Recorded data
(begin)

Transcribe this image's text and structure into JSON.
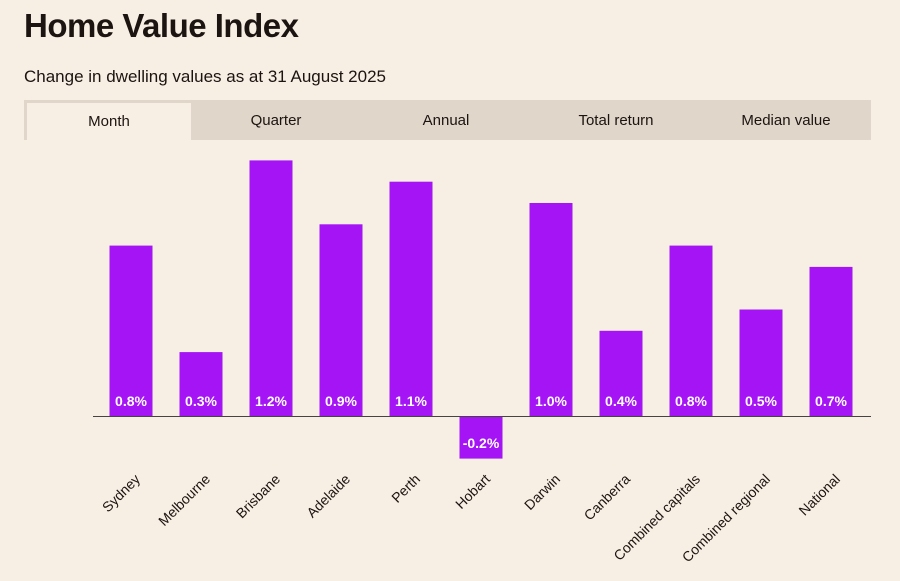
{
  "header": {
    "title": "Home Value Index",
    "subtitle": "Change in dwelling values as at 31 August 2025"
  },
  "tabs": [
    {
      "label": "Month",
      "active": true
    },
    {
      "label": "Quarter",
      "active": false
    },
    {
      "label": "Annual",
      "active": false
    },
    {
      "label": "Total return",
      "active": false
    },
    {
      "label": "Median value",
      "active": false
    }
  ],
  "colors": {
    "bar": "#a514f5",
    "axis": "#444444",
    "background": "#f7efe3"
  },
  "chart_data": {
    "type": "bar",
    "title": "Home Value Index",
    "subtitle": "Change in dwelling values as at 31 August 2025",
    "categories": [
      "Sydney",
      "Melbourne",
      "Brisbane",
      "Adelaide",
      "Perth",
      "Hobart",
      "Darwin",
      "Canberra",
      "Combined capitals",
      "Combined regional",
      "National"
    ],
    "values": [
      0.8,
      0.3,
      1.2,
      0.9,
      1.1,
      -0.2,
      1.0,
      0.4,
      0.8,
      0.5,
      0.7
    ],
    "labels": [
      "0.8%",
      "0.3%",
      "1.2%",
      "0.9%",
      "1.1%",
      "-0.2%",
      "1.0%",
      "0.4%",
      "0.8%",
      "0.5%",
      "0.7%"
    ],
    "ylim": [
      -0.2,
      1.2
    ],
    "xlabel": "",
    "ylabel": "",
    "grid": false,
    "unit": "%"
  }
}
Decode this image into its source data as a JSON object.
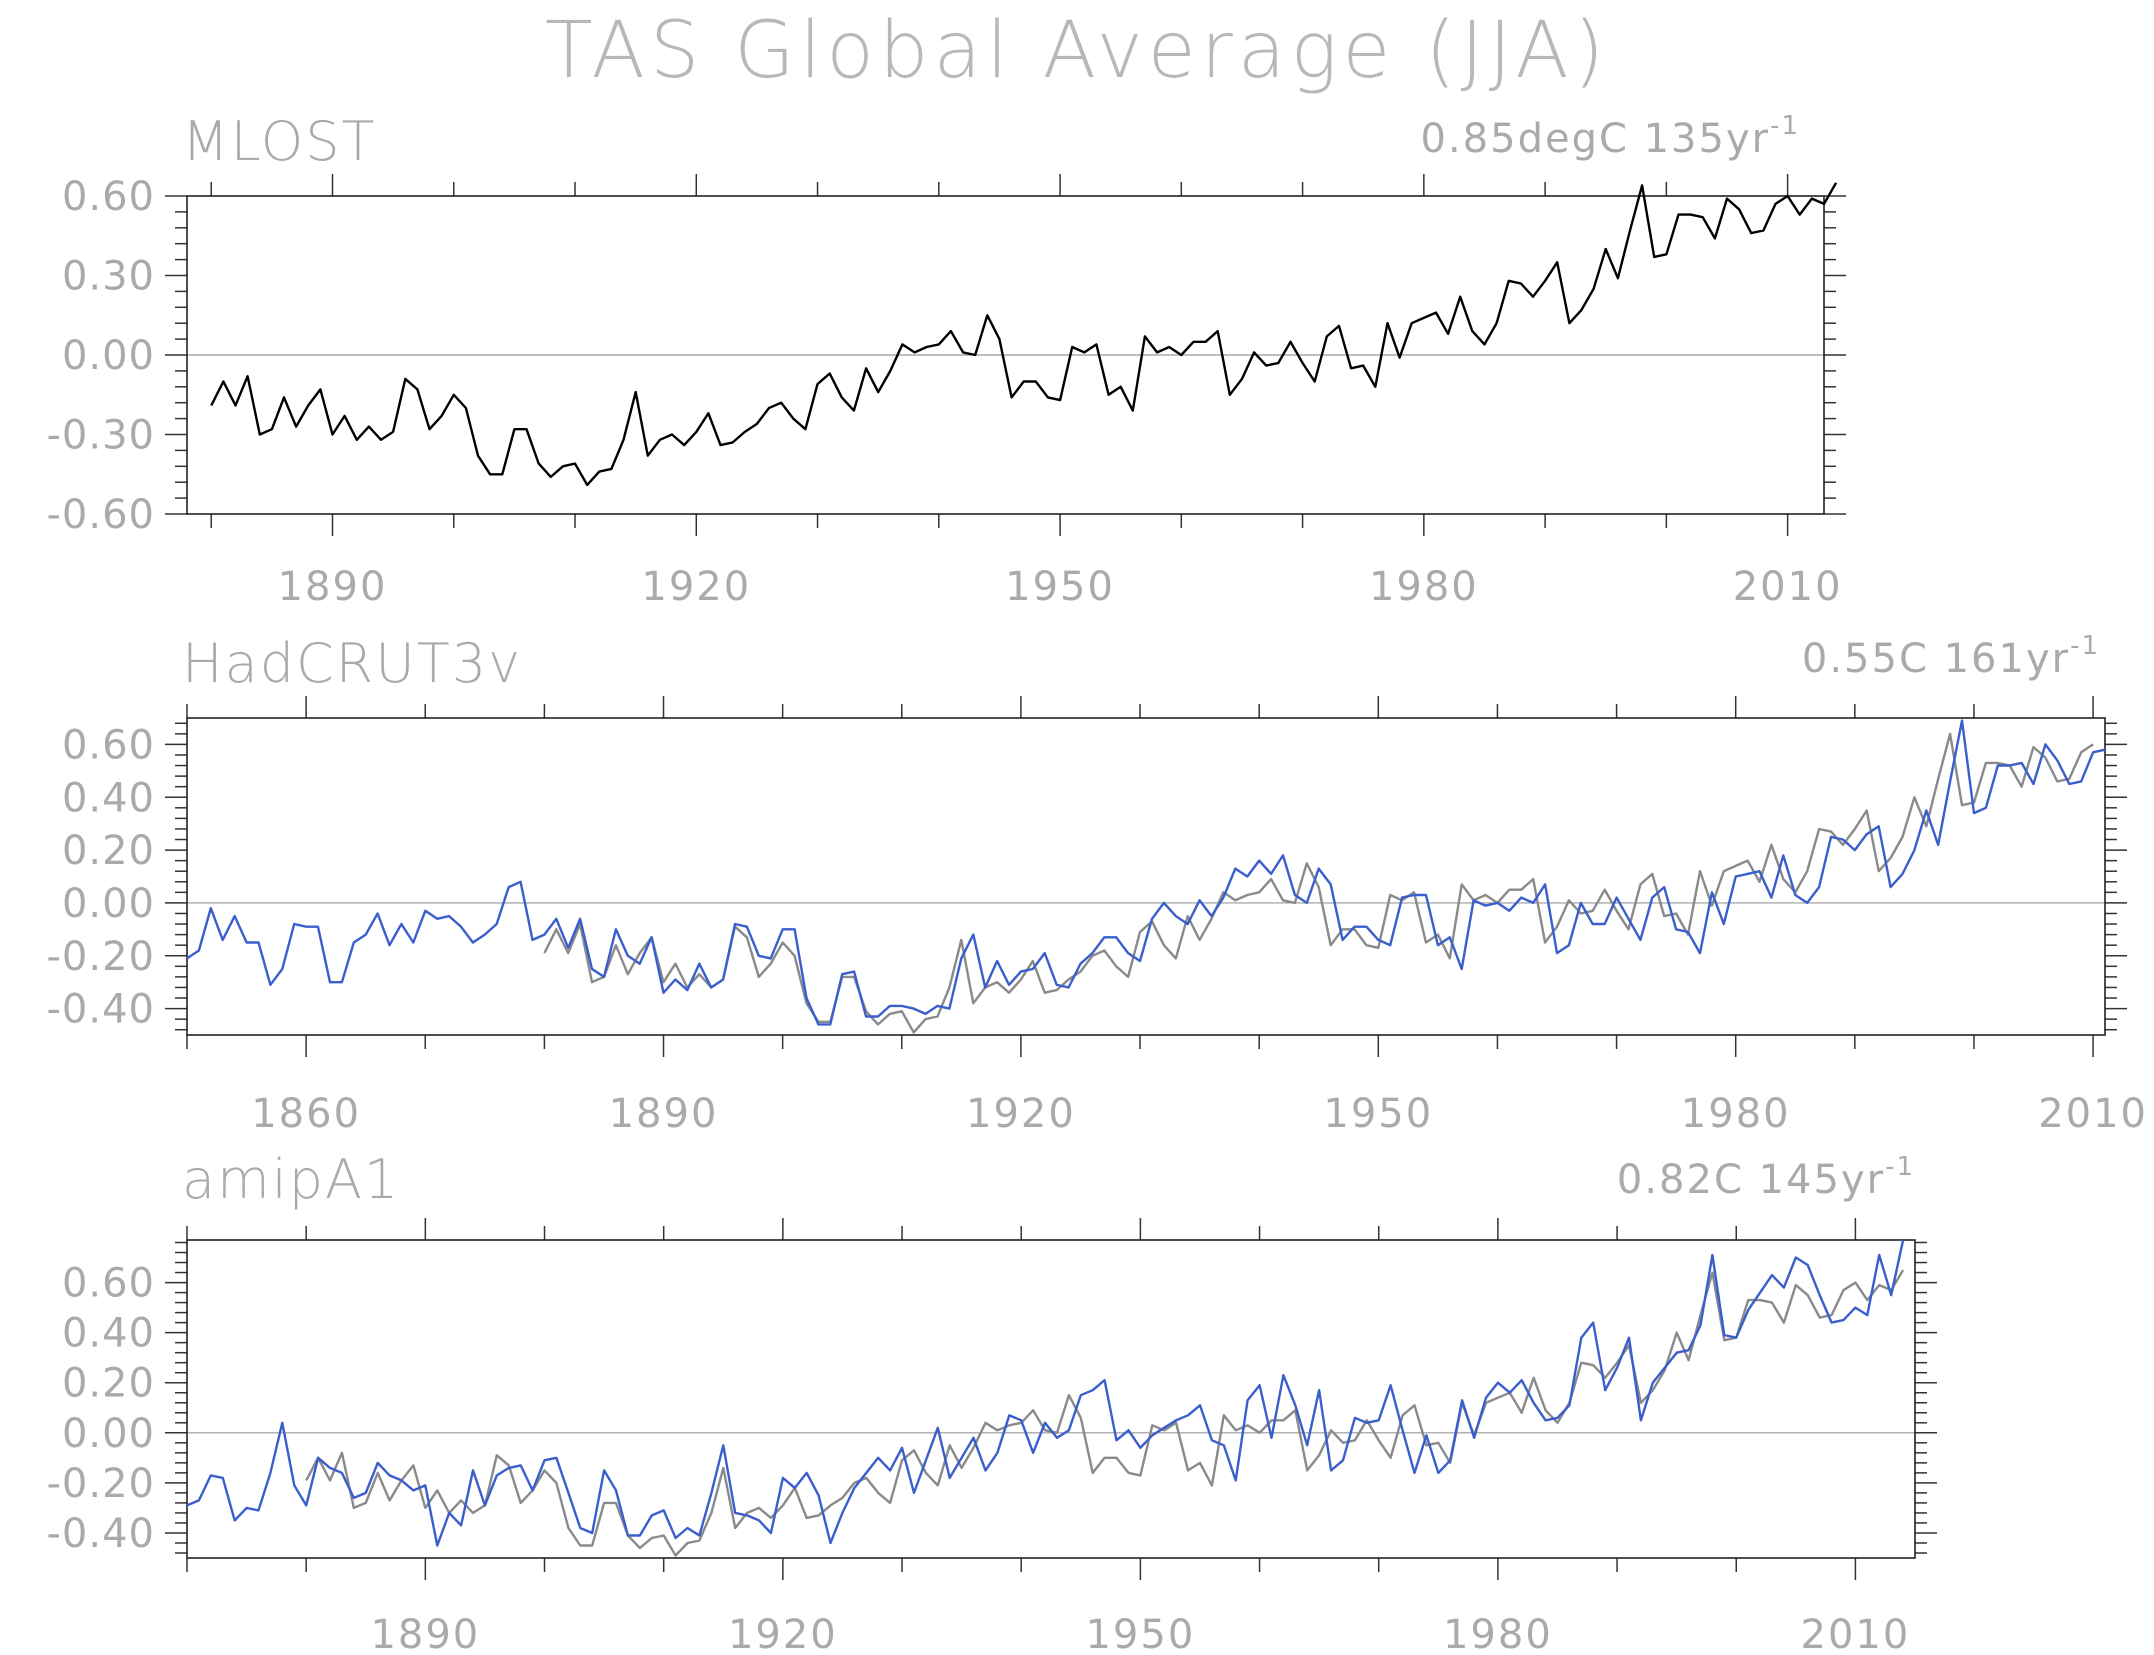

(end)

- [Instruction]:
How many lines in the records hold the string "Combined"? Reply with the number alone.

- [Answer to the problem]:
2